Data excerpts
******************************

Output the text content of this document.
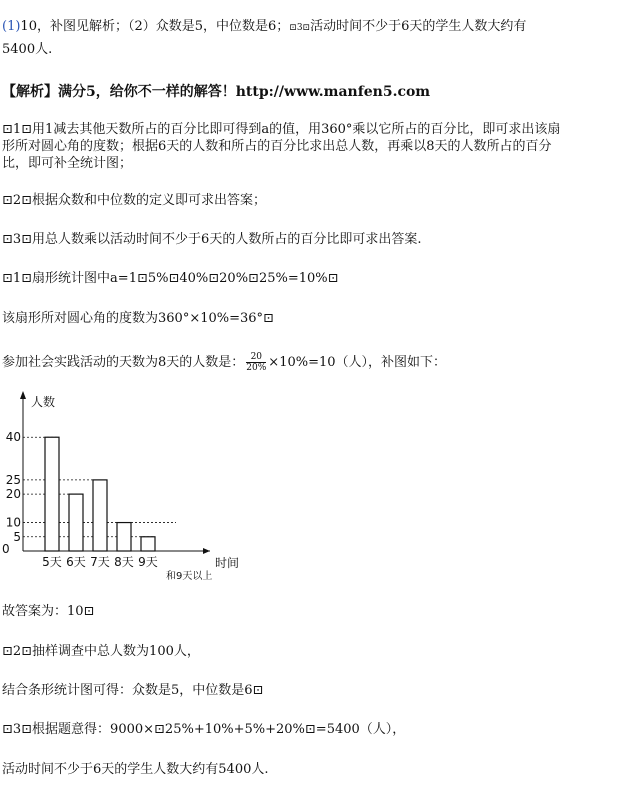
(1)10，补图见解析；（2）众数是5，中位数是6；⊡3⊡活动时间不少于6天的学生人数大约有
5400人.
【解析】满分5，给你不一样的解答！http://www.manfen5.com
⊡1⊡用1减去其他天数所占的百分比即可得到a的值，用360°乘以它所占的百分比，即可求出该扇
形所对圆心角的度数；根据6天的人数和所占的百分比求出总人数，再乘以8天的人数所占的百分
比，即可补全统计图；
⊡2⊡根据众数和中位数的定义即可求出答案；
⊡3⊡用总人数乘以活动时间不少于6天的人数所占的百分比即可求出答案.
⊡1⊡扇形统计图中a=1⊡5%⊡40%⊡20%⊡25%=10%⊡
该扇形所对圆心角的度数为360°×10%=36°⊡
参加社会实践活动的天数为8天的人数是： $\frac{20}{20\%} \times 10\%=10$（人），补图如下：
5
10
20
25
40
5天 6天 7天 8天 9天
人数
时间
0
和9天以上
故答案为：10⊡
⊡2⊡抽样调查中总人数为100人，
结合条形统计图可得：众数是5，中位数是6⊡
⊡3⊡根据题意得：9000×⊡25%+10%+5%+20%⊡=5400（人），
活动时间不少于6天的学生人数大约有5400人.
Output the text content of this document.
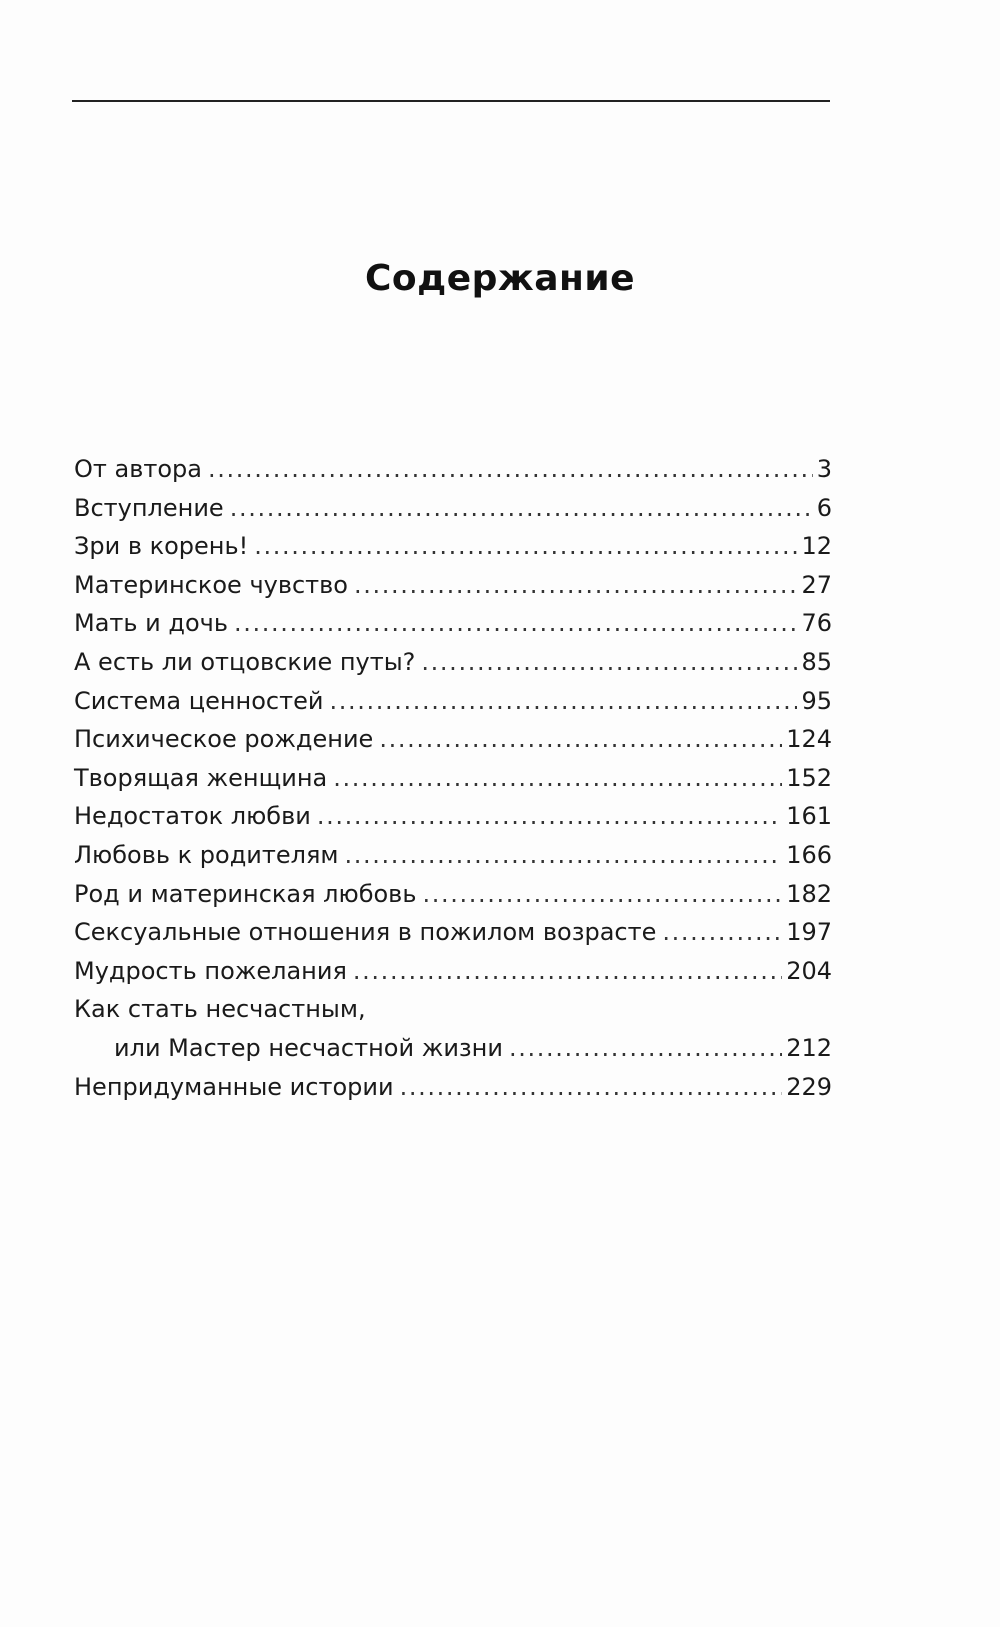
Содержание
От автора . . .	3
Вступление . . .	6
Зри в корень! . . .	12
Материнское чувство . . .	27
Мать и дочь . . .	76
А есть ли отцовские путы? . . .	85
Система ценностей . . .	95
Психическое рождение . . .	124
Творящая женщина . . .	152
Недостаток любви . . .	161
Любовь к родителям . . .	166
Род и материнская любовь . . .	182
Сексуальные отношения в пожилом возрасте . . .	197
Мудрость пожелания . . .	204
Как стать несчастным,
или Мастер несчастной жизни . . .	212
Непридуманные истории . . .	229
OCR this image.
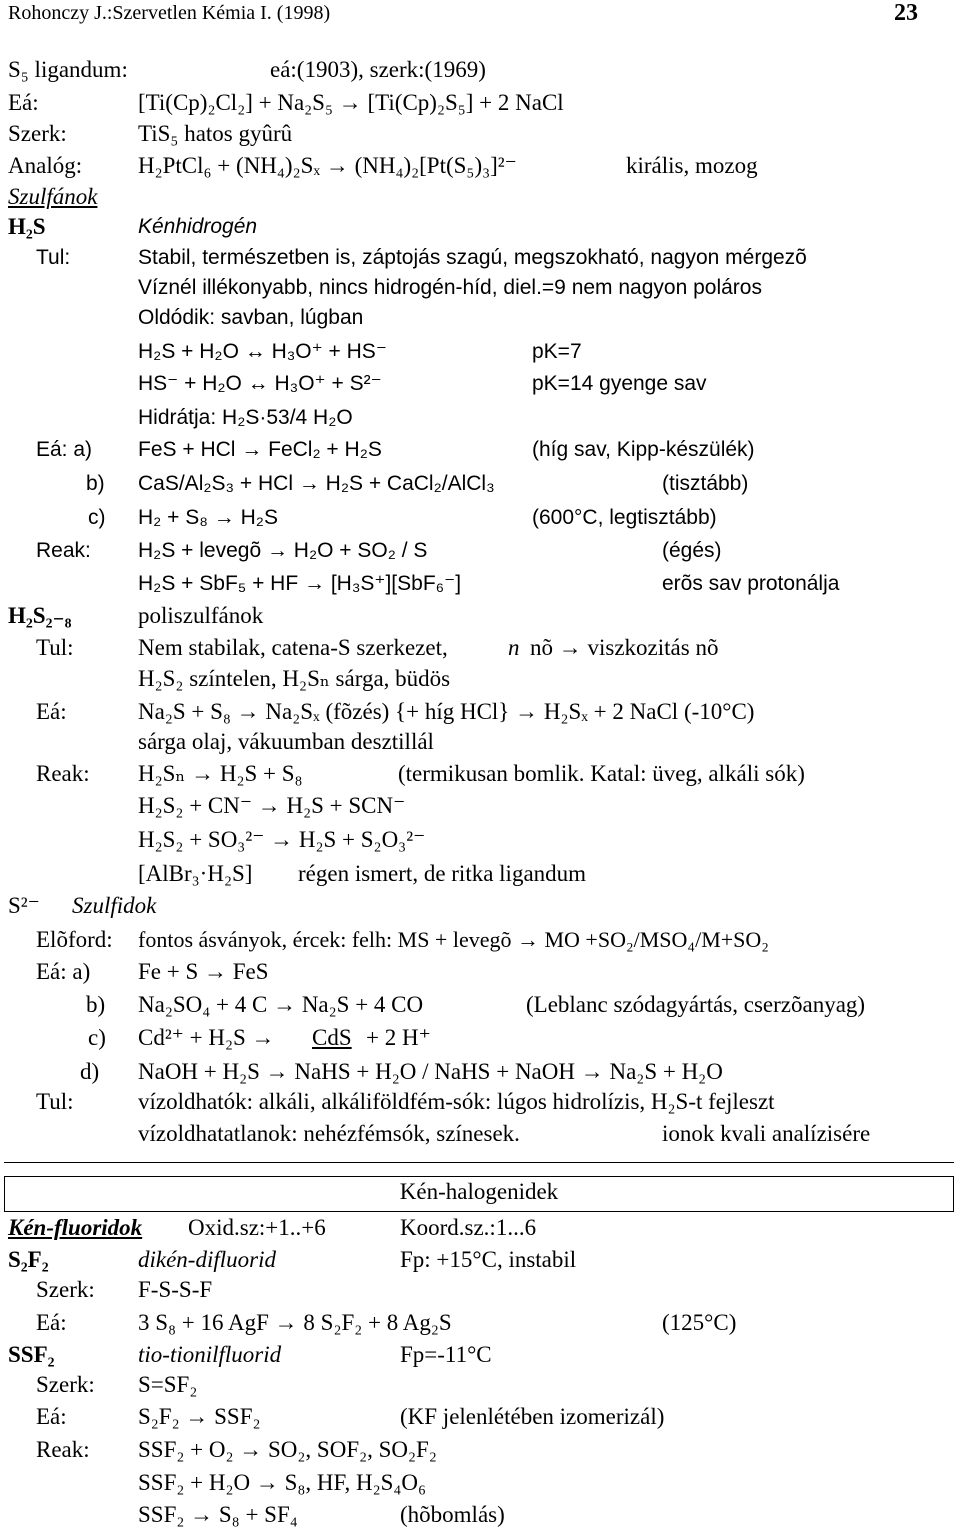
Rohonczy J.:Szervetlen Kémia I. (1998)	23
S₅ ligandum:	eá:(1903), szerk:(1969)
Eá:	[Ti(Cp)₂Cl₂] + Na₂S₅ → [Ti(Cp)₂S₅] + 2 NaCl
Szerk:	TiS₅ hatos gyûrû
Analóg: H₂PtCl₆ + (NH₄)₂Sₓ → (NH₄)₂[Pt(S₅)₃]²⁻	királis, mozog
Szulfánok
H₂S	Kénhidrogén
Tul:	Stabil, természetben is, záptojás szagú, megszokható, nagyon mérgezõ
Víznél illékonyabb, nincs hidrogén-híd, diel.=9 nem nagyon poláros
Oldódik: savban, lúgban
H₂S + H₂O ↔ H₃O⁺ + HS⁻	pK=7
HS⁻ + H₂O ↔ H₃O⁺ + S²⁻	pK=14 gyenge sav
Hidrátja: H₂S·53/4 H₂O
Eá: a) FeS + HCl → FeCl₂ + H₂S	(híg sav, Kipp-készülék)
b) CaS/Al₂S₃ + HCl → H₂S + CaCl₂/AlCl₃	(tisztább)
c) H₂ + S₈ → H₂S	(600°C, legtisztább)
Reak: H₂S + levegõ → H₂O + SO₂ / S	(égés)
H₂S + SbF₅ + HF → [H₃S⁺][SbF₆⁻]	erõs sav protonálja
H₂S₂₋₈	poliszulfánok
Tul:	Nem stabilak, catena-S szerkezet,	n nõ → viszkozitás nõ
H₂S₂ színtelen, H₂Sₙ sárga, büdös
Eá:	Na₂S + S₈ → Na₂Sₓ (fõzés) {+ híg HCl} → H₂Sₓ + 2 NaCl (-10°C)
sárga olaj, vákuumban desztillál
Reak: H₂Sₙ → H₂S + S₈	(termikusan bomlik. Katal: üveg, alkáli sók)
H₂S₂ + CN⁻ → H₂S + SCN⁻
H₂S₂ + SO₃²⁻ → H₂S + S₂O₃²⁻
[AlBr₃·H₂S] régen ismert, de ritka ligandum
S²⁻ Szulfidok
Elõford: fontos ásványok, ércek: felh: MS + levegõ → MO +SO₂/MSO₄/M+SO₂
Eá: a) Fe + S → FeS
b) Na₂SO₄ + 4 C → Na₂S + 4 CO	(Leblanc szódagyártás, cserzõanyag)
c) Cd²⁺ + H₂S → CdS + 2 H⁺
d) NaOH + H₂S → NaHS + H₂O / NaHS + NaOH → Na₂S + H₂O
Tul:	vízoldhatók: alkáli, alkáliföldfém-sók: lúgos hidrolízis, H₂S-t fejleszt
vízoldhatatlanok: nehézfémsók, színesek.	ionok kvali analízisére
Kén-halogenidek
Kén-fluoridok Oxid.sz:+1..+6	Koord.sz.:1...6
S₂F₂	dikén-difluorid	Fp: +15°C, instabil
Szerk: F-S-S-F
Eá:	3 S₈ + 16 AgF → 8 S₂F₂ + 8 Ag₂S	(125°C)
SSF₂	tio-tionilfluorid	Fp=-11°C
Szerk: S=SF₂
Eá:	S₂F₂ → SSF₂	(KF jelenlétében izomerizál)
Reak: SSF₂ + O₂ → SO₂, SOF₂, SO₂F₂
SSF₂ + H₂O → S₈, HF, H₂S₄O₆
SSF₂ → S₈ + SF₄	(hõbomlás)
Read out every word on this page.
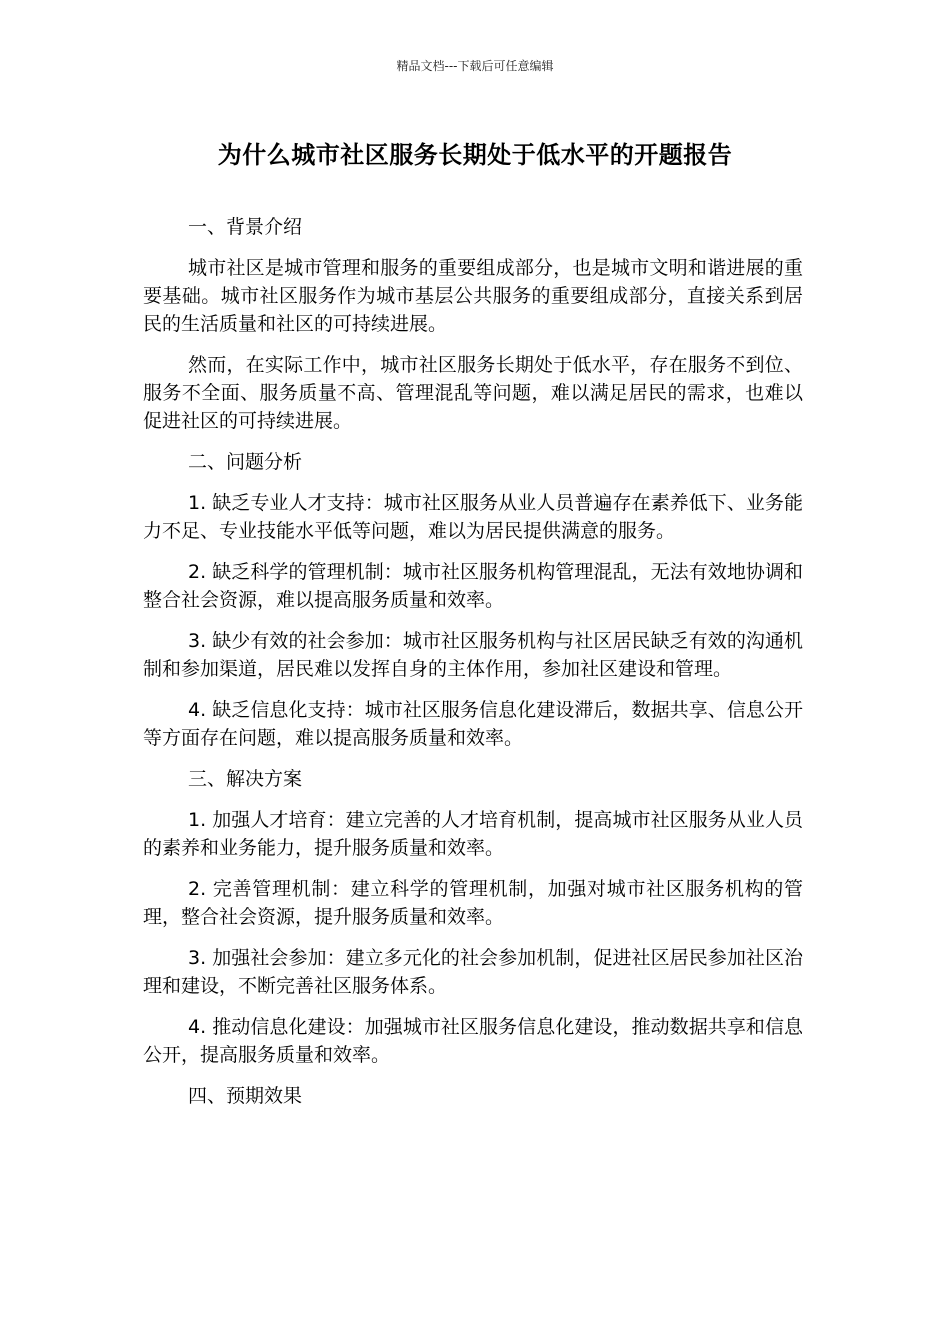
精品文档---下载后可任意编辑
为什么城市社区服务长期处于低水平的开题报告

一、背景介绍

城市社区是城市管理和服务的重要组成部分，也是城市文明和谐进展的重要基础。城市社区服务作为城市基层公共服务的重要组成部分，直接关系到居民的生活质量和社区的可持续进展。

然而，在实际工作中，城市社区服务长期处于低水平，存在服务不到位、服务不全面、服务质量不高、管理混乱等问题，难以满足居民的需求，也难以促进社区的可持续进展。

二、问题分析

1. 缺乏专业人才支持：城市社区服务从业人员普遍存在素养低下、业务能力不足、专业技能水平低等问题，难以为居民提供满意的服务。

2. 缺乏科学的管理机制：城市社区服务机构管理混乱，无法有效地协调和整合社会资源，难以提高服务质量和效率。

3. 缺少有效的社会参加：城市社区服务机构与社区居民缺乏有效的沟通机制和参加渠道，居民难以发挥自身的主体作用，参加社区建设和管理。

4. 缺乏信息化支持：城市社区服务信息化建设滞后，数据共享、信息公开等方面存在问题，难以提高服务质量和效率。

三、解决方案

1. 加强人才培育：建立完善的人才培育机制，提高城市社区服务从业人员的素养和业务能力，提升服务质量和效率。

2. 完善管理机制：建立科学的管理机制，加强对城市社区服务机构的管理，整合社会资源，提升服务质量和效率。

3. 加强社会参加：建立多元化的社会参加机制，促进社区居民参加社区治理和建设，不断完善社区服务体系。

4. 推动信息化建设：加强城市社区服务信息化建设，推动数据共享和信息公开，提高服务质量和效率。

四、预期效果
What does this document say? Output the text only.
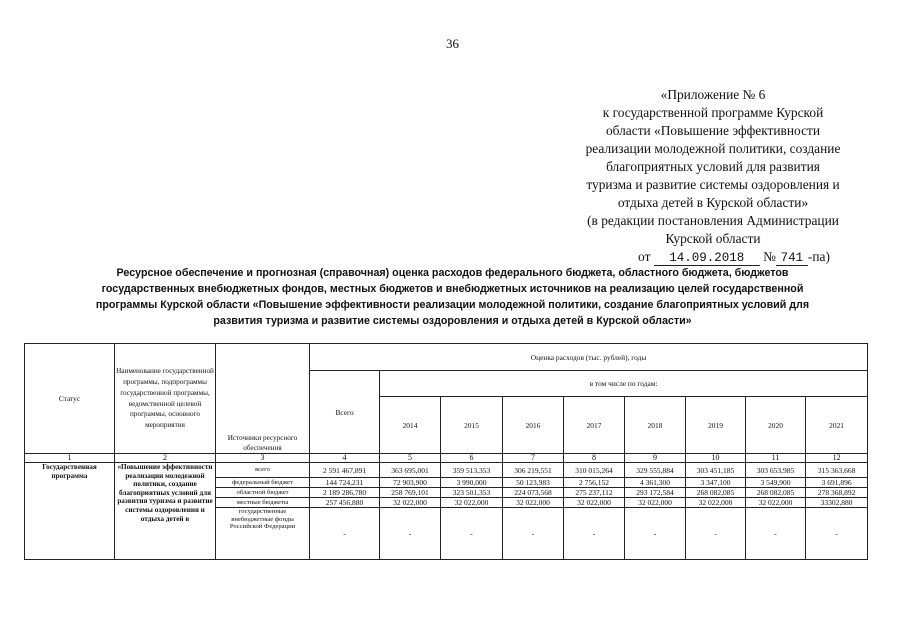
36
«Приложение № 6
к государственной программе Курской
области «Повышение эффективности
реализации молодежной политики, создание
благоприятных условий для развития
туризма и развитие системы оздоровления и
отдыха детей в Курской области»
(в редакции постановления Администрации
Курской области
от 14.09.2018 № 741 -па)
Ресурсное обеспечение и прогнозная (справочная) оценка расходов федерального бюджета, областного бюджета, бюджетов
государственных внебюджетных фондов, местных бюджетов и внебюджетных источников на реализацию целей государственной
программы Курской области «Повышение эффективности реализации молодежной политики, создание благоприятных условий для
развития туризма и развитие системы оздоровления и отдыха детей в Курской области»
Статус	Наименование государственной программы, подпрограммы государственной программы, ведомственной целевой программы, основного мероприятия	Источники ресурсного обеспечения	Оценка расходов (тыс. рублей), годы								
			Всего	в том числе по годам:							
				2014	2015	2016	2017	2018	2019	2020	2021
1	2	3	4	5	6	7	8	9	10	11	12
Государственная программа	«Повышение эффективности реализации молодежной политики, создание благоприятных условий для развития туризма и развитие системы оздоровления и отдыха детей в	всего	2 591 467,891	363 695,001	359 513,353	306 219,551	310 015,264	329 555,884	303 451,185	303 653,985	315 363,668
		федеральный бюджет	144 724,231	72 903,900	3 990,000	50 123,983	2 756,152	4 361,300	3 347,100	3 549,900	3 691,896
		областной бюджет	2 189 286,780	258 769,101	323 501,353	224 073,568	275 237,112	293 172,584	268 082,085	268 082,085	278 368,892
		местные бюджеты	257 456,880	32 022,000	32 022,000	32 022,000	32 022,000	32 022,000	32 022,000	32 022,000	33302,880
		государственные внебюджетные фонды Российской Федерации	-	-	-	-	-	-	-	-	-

******************************

• _WHAT IS REQUIRED_
Select every line in the records above that contains the word "Курской".

• _OUTPUT_
к государственной программе Курской
отдыха детей в Курской области»
Курской области
программы Курской области «Повышение эффективности реализации молодежной политики, создание благоприятных условий для
развития туризма и развитие системы оздоровления и отдыха детей в Курской области»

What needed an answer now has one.